### Set problem:
Retype the data that follows line by line, exactly, and leave its pictures out.

A run of records:
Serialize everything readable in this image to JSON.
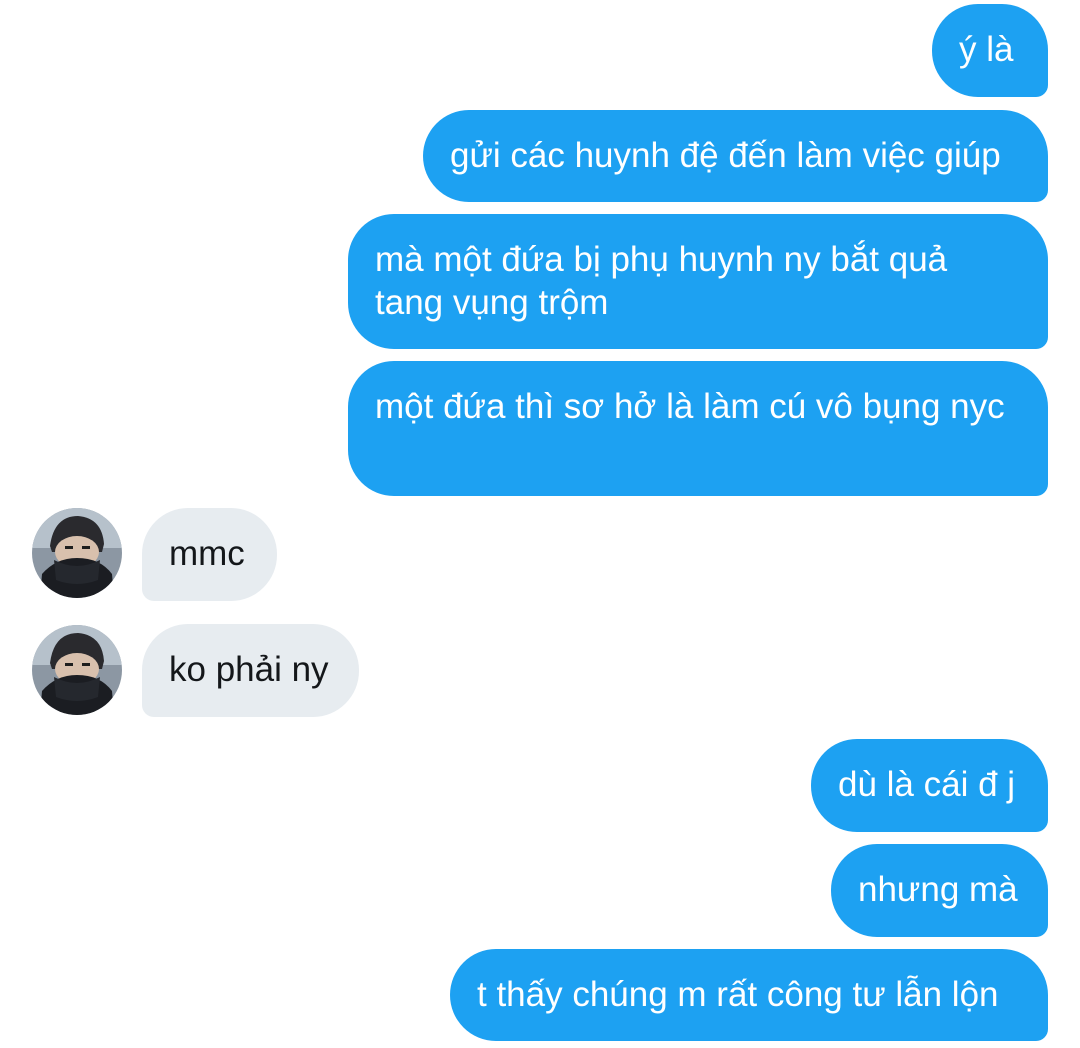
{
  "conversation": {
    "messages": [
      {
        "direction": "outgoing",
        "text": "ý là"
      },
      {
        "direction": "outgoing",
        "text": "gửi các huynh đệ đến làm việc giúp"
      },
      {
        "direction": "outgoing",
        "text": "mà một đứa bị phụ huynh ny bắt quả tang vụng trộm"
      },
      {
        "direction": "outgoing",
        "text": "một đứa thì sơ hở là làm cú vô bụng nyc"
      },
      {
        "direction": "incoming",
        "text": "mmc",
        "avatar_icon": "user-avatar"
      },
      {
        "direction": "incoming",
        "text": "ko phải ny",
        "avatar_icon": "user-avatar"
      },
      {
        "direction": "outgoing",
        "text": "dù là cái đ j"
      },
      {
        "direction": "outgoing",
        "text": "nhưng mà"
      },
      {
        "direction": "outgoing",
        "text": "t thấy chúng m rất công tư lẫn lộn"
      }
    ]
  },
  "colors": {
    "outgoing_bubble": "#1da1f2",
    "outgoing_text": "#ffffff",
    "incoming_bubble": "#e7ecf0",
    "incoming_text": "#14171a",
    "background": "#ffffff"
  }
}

### Result of the task:
Serialize everything readable in this image to JSON.
{
  "conversation": {
    "messages": [
      {
        "direction": "outgoing",
        "text": "ý là"
      },
      {
        "direction": "outgoing",
        "text": "gửi các huynh đệ đến làm việc giúp"
      },
      {
        "direction": "outgoing",
        "text": "mà một đứa bị phụ huynh ny bắt quả tang vụng trộm"
      },
      {
        "direction": "outgoing",
        "text": "một đứa thì sơ hở là làm cú vô bụng nyc"
      },
      {
        "direction": "incoming",
        "text": "mmc",
        "avatar_icon": "user-avatar"
      },
      {
        "direction": "incoming",
        "text": "ko phải ny",
        "avatar_icon": "user-avatar"
      },
      {
        "direction": "outgoing",
        "text": "dù là cái đ j"
      },
      {
        "direction": "outgoing",
        "text": "nhưng mà"
      },
      {
        "direction": "outgoing",
        "text": "t thấy chúng m rất công tư lẫn lộn"
      }
    ]
  },
  "colors": {
    "outgoing_bubble": "#1da1f2",
    "outgoing_text": "#ffffff",
    "incoming_bubble": "#e7ecf0",
    "incoming_text": "#14171a",
    "background": "#ffffff"
  }
}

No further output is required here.